— Start Material for this task —

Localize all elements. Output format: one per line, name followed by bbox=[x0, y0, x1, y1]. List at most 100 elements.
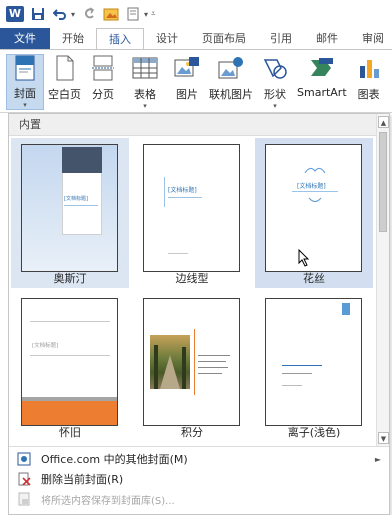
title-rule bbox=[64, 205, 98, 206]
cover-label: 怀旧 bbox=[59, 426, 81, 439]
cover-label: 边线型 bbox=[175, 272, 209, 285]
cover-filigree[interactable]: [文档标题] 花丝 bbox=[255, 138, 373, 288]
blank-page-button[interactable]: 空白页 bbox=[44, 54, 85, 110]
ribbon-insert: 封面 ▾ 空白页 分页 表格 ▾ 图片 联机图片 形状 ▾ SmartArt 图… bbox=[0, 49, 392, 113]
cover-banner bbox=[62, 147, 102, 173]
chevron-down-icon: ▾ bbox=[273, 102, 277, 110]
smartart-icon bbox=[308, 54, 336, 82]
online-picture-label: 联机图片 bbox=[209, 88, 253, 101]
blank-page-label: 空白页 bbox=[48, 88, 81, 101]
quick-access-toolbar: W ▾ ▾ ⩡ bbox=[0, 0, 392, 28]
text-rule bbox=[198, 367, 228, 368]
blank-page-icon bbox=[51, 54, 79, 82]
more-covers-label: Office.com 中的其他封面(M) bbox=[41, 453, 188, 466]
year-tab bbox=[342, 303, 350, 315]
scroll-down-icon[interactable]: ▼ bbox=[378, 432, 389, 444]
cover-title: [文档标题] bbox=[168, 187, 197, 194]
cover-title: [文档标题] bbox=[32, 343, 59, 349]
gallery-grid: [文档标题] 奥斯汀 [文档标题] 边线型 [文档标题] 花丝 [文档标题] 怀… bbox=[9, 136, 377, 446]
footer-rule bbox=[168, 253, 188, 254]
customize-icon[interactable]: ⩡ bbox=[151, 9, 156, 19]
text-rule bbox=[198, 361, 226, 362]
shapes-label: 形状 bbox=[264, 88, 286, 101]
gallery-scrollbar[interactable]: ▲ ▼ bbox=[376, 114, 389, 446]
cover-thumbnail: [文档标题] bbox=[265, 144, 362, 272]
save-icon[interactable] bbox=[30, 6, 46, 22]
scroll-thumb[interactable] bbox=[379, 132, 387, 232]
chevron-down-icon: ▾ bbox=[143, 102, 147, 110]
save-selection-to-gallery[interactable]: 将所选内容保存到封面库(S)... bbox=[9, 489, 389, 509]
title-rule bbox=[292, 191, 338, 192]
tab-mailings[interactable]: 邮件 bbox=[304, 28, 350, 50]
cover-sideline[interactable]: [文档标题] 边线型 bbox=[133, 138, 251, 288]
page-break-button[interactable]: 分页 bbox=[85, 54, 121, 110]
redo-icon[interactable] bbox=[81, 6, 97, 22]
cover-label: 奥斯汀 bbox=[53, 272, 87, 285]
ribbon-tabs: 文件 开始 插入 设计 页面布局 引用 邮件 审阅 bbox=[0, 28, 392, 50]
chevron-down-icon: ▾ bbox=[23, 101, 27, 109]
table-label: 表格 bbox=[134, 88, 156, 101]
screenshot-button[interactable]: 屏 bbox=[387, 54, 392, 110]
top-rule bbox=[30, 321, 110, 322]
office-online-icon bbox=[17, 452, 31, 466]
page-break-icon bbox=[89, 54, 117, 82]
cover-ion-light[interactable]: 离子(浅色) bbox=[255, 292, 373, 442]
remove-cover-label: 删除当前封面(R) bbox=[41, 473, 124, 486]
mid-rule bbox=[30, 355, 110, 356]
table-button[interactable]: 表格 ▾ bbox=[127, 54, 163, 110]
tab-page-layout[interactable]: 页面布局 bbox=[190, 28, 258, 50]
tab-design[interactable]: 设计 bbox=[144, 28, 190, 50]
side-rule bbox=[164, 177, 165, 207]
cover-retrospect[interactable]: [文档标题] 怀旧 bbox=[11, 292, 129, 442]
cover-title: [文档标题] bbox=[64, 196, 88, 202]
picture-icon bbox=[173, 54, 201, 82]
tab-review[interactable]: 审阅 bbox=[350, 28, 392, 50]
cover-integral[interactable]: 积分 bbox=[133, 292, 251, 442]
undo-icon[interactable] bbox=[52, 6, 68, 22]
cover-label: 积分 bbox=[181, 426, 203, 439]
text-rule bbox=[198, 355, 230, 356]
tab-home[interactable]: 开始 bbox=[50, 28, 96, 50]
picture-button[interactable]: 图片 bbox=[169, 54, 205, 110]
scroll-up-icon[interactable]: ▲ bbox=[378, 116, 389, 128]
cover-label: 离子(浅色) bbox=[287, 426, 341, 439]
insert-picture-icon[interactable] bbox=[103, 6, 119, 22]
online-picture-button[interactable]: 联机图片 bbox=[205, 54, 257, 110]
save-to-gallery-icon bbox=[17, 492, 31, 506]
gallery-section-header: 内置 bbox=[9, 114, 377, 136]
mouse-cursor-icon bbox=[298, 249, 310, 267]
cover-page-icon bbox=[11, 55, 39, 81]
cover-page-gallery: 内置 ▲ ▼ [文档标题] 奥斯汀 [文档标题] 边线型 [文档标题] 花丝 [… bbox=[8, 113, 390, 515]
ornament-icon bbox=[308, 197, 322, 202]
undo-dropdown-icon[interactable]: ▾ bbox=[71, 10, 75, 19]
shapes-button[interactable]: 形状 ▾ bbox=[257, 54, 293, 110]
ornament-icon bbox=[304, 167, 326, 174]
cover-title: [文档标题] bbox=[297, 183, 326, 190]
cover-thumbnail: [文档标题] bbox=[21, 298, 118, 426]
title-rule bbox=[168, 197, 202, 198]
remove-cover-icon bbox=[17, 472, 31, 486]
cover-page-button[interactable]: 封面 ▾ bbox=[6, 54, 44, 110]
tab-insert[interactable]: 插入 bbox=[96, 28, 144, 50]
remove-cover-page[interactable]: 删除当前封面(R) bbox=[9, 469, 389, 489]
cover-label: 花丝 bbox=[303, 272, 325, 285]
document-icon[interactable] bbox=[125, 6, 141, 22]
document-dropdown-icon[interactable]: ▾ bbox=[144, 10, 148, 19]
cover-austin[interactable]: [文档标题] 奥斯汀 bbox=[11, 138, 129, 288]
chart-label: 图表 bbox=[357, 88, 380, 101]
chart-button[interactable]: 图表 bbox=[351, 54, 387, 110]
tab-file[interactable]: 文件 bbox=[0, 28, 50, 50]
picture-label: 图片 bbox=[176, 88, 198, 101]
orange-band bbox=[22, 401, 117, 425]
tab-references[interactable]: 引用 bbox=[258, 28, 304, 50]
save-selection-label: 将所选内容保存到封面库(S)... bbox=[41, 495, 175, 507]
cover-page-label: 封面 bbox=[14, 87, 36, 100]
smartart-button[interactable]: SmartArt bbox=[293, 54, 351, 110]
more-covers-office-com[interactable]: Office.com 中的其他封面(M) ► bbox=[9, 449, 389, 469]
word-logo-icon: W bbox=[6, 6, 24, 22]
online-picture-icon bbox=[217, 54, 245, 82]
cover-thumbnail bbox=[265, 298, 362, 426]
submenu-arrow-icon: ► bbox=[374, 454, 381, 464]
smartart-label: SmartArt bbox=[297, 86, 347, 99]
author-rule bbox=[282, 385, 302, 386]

— End Material for this task —

■ What is being asked: Return every line of the records above word for word, leaving out the pictures.

■ Finished answer:
Localize all elements. Output format: one per line, name followed by bbox=[x0, y0, x1, y1]. List at most 100 elements.
title-rule bbox=[64, 205, 98, 206]
cover-label: 怀旧 bbox=[59, 426, 81, 439]
cover-label: 边线型 bbox=[175, 272, 209, 285]
cover-filigree[interactable]: [文档标题] 花丝 bbox=[255, 138, 373, 288]
blank-page-button[interactable]: 空白页 bbox=[44, 54, 85, 110]
ribbon-insert: 封面 ▾ 空白页 分页 表格 ▾ 图片 联机图片 形状 ▾ SmartArt 图… bbox=[0, 49, 392, 113]
cover-banner bbox=[62, 147, 102, 173]
chevron-down-icon: ▾ bbox=[273, 102, 277, 110]
smartart-icon bbox=[308, 54, 336, 82]
online-picture-label: 联机图片 bbox=[209, 88, 253, 101]
blank-page-label: 空白页 bbox=[48, 88, 81, 101]
quick-access-toolbar: W ▾ ▾ ⩡ bbox=[0, 0, 392, 28]
text-rule bbox=[198, 367, 228, 368]
blank-page-icon bbox=[51, 54, 79, 82]
more-covers-label: Office.com 中的其他封面(M) bbox=[41, 453, 188, 466]
year-tab bbox=[342, 303, 350, 315]
scroll-down-icon[interactable]: ▼ bbox=[378, 432, 389, 444]
cover-title: [文档标题] bbox=[168, 187, 197, 194]
cover-title: [文档标题] bbox=[32, 343, 59, 349]
gallery-grid: [文档标题] 奥斯汀 [文档标题] 边线型 [文档标题] 花丝 [文档标题] 怀… bbox=[9, 136, 377, 446]
footer-rule bbox=[168, 253, 188, 254]
customize-icon[interactable]: ⩡ bbox=[151, 9, 156, 19]
text-rule bbox=[198, 361, 226, 362]
shapes-label: 形状 bbox=[264, 88, 286, 101]
gallery-scrollbar[interactable]: ▲ ▼ bbox=[376, 114, 389, 446]
cover-thumbnail: [文档标题] bbox=[265, 144, 362, 272]
save-icon[interactable] bbox=[30, 6, 46, 22]
scroll-thumb[interactable] bbox=[379, 132, 387, 232]
chevron-down-icon: ▾ bbox=[143, 102, 147, 110]
save-selection-to-gallery[interactable]: 将所选内容保存到封面库(S)... bbox=[9, 489, 389, 509]
title-rule bbox=[292, 191, 338, 192]
tab-mailings[interactable]: 邮件 bbox=[304, 28, 350, 50]
cover-sideline[interactable]: [文档标题] 边线型 bbox=[133, 138, 251, 288]
page-break-button[interactable]: 分页 bbox=[85, 54, 121, 110]
redo-icon[interactable] bbox=[81, 6, 97, 22]
cover-label: 奥斯汀 bbox=[53, 272, 87, 285]
ribbon-tabs: 文件 开始 插入 设计 页面布局 引用 邮件 审阅 bbox=[0, 28, 392, 50]
chevron-down-icon: ▾ bbox=[23, 101, 27, 109]
table-label: 表格 bbox=[134, 88, 156, 101]
screenshot-button[interactable]: 屏 bbox=[387, 54, 392, 110]
top-rule bbox=[30, 321, 110, 322]
office-online-icon bbox=[17, 452, 31, 466]
page-break-icon bbox=[89, 54, 117, 82]
cover-ion-light[interactable]: 离子(浅色) bbox=[255, 292, 373, 442]
remove-cover-label: 删除当前封面(R) bbox=[41, 473, 124, 486]
mid-rule bbox=[30, 355, 110, 356]
table-button[interactable]: 表格 ▾ bbox=[127, 54, 163, 110]
tab-page-layout[interactable]: 页面布局 bbox=[190, 28, 258, 50]
tab-design[interactable]: 设计 bbox=[144, 28, 190, 50]
side-rule bbox=[164, 177, 165, 207]
cover-retrospect[interactable]: [文档标题] 怀旧 bbox=[11, 292, 129, 442]
cover-title: [文档标题] bbox=[64, 196, 88, 202]
picture-icon bbox=[173, 54, 201, 82]
tab-review[interactable]: 审阅 bbox=[350, 28, 392, 50]
cover-integral[interactable]: 积分 bbox=[133, 292, 251, 442]
undo-icon[interactable] bbox=[52, 6, 68, 22]
cover-label: 积分 bbox=[181, 426, 203, 439]
text-rule bbox=[198, 355, 230, 356]
tab-home[interactable]: 开始 bbox=[50, 28, 96, 50]
picture-button[interactable]: 图片 bbox=[169, 54, 205, 110]
scroll-up-icon[interactable]: ▲ bbox=[378, 116, 389, 128]
cover-label: 离子(浅色) bbox=[287, 426, 341, 439]
insert-picture-icon[interactable] bbox=[103, 6, 119, 22]
online-picture-button[interactable]: 联机图片 bbox=[205, 54, 257, 110]
save-to-gallery-icon bbox=[17, 492, 31, 506]
gallery-section-header: 内置 bbox=[9, 114, 377, 136]
mouse-cursor-icon bbox=[298, 249, 310, 267]
cover-page-icon bbox=[11, 55, 39, 81]
cover-page-gallery: 内置 ▲ ▼ [文档标题] 奥斯汀 [文档标题] 边线型 [文档标题] 花丝 [… bbox=[8, 113, 390, 515]
ornament-icon bbox=[308, 197, 322, 202]
undo-dropdown-icon[interactable]: ▾ bbox=[71, 10, 75, 19]
shapes-button[interactable]: 形状 ▾ bbox=[257, 54, 293, 110]
ornament-icon bbox=[304, 167, 326, 174]
cover-title: [文档标题] bbox=[297, 183, 326, 190]
cover-thumbnail: [文档标题] bbox=[21, 298, 118, 426]
title-rule bbox=[168, 197, 202, 198]
remove-cover-icon bbox=[17, 472, 31, 486]
cover-page-button[interactable]: 封面 ▾ bbox=[6, 54, 44, 110]
tab-insert[interactable]: 插入 bbox=[96, 28, 144, 50]
remove-cover-page[interactable]: 删除当前封面(R) bbox=[9, 469, 389, 489]
cover-label: 花丝 bbox=[303, 272, 325, 285]
document-icon[interactable] bbox=[125, 6, 141, 22]
document-dropdown-icon[interactable]: ▾ bbox=[144, 10, 148, 19]
cover-austin[interactable]: [文档标题] 奥斯汀 bbox=[11, 138, 129, 288]
chart-label: 图表 bbox=[357, 88, 380, 101]
chart-button[interactable]: 图表 bbox=[351, 54, 387, 110]
tab-file[interactable]: 文件 bbox=[0, 28, 50, 50]
picture-label: 图片 bbox=[176, 88, 198, 101]
orange-band bbox=[22, 401, 117, 425]
tab-references[interactable]: 引用 bbox=[258, 28, 304, 50]
save-selection-label: 将所选内容保存到封面库(S)... bbox=[41, 495, 175, 507]
cover-page-label: 封面 bbox=[14, 87, 36, 100]
smartart-button[interactable]: SmartArt bbox=[293, 54, 351, 110]
more-covers-office-com[interactable]: Office.com 中的其他封面(M) ► bbox=[9, 449, 389, 469]
word-logo-icon: W bbox=[6, 6, 24, 22]
online-picture-icon bbox=[217, 54, 245, 82]
cover-thumbnail bbox=[265, 298, 362, 426]
submenu-arrow-icon: ► bbox=[374, 454, 381, 464]
smartart-label: SmartArt bbox=[297, 86, 347, 99]
author-rule bbox=[282, 385, 302, 386]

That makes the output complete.